Это означает совершенно новую эпоху и в жизни Церкви, насколько здесь происходит частичное преодоление смерти. Поэтому она и называется "первое воскресение". Между смертной жизнью этого мира и будущим веком воскресения находит для себя место некоторое промежуточное состояние, в котором земная жизнь объединяется - по крайней мере, для избранных - с жизнью загробной, так что на основе этого состояния возникает некая новая жизнь, нам ныне неведомая.

   Судя по тому, что она наступает после низвержения сатаны, самая это возможность связана с теми благодетельными последствиями для мира, которыми оно сопровождается. Действие сатаны в мире доселе, очевидно, препятствовало этому соединению, установляло границу между обоими мирами, земным и загробным.

   Промежуточное же состояние первого воскресения, очевидно, отличается от всеобщего, следовательно, второго воскресения. Последнее выражение прямо не встречается в Откровении, но оно предполагается чрез параллельное выражение: "смерть вторая".

_Цель упражнения_
Допишите текст о первом воскресении, начав сразу после его последнего предложения.

_Извлечённые данные_
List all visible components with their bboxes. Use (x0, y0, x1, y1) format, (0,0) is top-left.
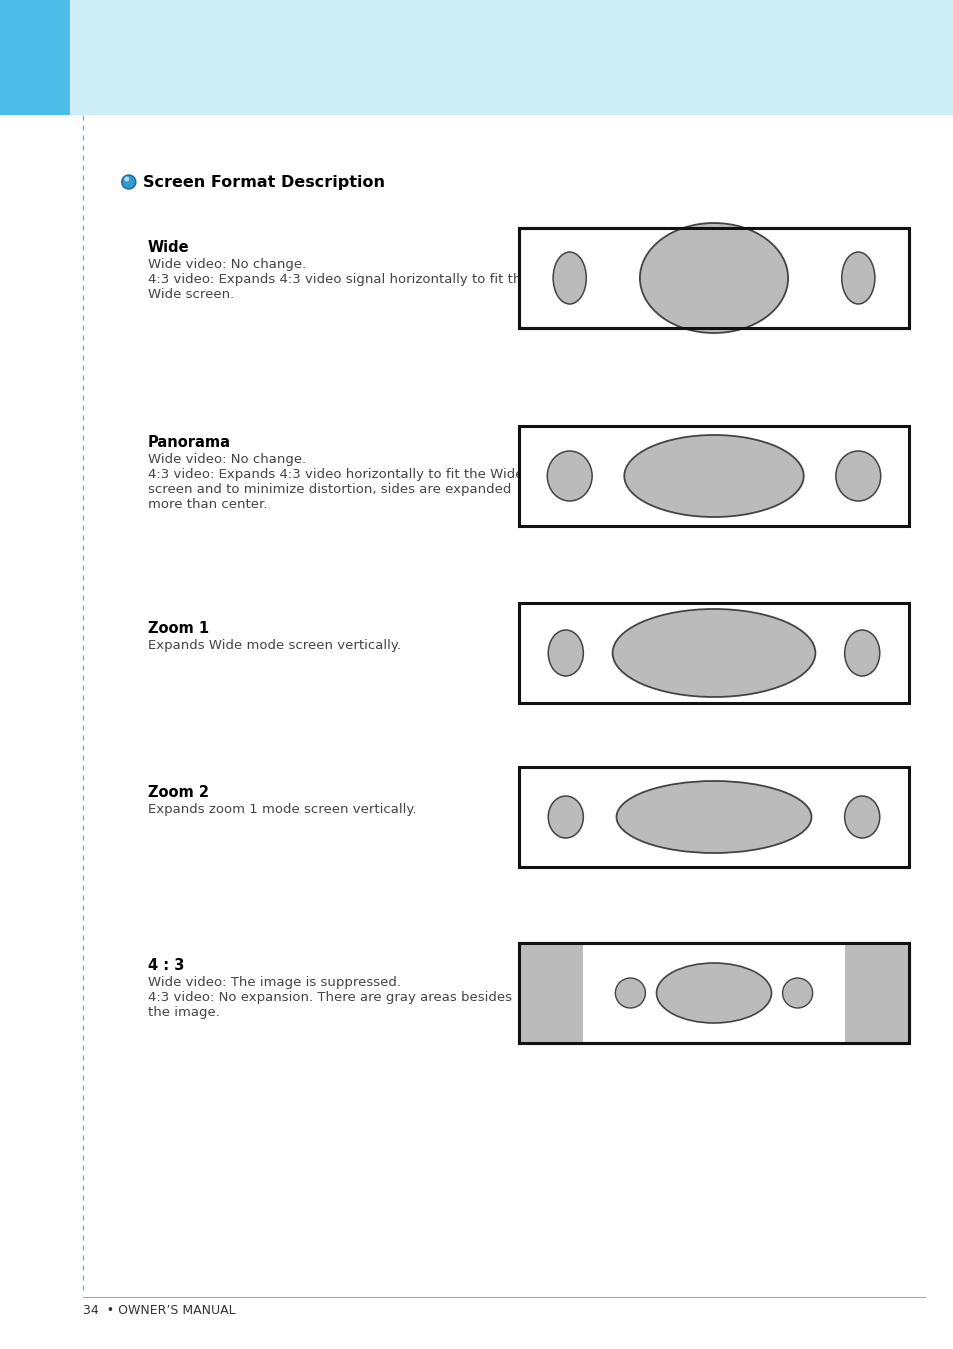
Text: Screen Format Description: Screen Format Description (143, 175, 384, 190)
Text: 4 : 3: 4 : 3 (148, 958, 184, 973)
Ellipse shape (122, 175, 135, 189)
Ellipse shape (639, 223, 787, 333)
Bar (518, 943, 582, 1043)
Ellipse shape (615, 978, 645, 1008)
Text: Zoom 2: Zoom 2 (148, 785, 209, 800)
Text: Wide screen.: Wide screen. (148, 287, 233, 301)
Ellipse shape (843, 630, 879, 676)
Ellipse shape (612, 608, 815, 697)
Bar (0, 0, 70, 115)
Ellipse shape (547, 451, 592, 500)
Text: more than center.: more than center. (148, 498, 267, 511)
Text: Zoom 1: Zoom 1 (148, 621, 209, 635)
Text: the image.: the image. (148, 1006, 219, 1018)
Ellipse shape (124, 177, 130, 182)
Ellipse shape (548, 630, 582, 676)
Bar (518, 943, 908, 1043)
Bar (0, 0, 953, 115)
Bar (518, 426, 908, 526)
Ellipse shape (548, 796, 582, 838)
Ellipse shape (835, 451, 880, 500)
Bar (518, 943, 908, 1043)
Ellipse shape (616, 781, 811, 853)
Bar (843, 943, 908, 1043)
Text: 4:3 video: No expansion. There are gray areas besides: 4:3 video: No expansion. There are gray … (148, 992, 512, 1004)
Text: 4:3 video: Expands 4:3 video signal horizontally to fit the: 4:3 video: Expands 4:3 video signal hori… (148, 272, 529, 286)
Ellipse shape (781, 978, 812, 1008)
Bar (518, 603, 908, 703)
Text: Wide: Wide (148, 240, 190, 255)
Text: Wide video: The image is suppressed.: Wide video: The image is suppressed. (148, 975, 400, 989)
Text: Wide video: No change.: Wide video: No change. (148, 258, 306, 271)
Text: 34  • OWNER’S MANUAL: 34 • OWNER’S MANUAL (83, 1304, 235, 1317)
Text: screen and to minimize distortion, sides are expanded: screen and to minimize distortion, sides… (148, 483, 511, 496)
Bar (518, 768, 908, 867)
Ellipse shape (841, 252, 874, 304)
Bar (518, 228, 908, 328)
Text: Expands Wide mode screen vertically.: Expands Wide mode screen vertically. (148, 639, 400, 652)
Ellipse shape (623, 434, 802, 517)
Text: Wide video: No change.: Wide video: No change. (148, 453, 306, 465)
Text: Expands zoom 1 mode screen vertically.: Expands zoom 1 mode screen vertically. (148, 803, 416, 816)
Bar (518, 228, 908, 328)
Ellipse shape (656, 963, 771, 1023)
Text: 4:3 video: Expands 4:3 video horizontally to fit the Wide: 4:3 video: Expands 4:3 video horizontall… (148, 468, 523, 482)
Ellipse shape (843, 796, 879, 838)
Text: Panorama: Panorama (148, 434, 231, 451)
Ellipse shape (553, 252, 586, 304)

_Письменный ответ_
   "Первое" же воскресение отсутствует в других новозаветных книгах. Это выражение составляет исключительное достояние Откровения вместе и с другими его особенностями. Это, конечно, не должно умалять пророческой силы и подлинности этого прозрения, поскольку оно содержится в одной из последних, заключительных глав последней новозаветной книги, как и всей его значительности. Оно не может быть пройдено в молчания и незамеченности или же быть затерянным в каком-то растерянном бормотании, но должно быть принято во всей силе и догматической своей содержательности с включением в общую систему христианского вероучения.
 
   Заслуживает внимания, что в Евангелии ап. Иоанна Богослова мы встречаемся также с различением воскресения и оживления. Именно в V главе мы читаем в речи Господа о воскресении:
  
"Как Отец воскрешает (точнее надо сказать здесь: пробуждает  и оживляет) , так и Сын оживляет, кого хочет" (21).

   Следовательно, речь идет здесь еще не о всеобщем воскресении, но об оживлении. Далее та же мысль об этих некоторых избранных продолжается так:
   "Истинно, истинно говорю вам, что наступает время и уже наступило теперь , когда мертвые услышат глас Сына Божия и услышавши оживут" (25).

   Здесь опять говорится не о воскресении в полном смысле, но об оживлении, как и в Откровении. Для него уже наступает время с пришествием в мир Христа.

   И далее эта же мысль развивается так:
   "приходит время, когда все сущие во гробах услышат глас Сына Божия и изыдут сотворшие благая в воскресение живота, а сотворшие злая в воскресение суда" (29).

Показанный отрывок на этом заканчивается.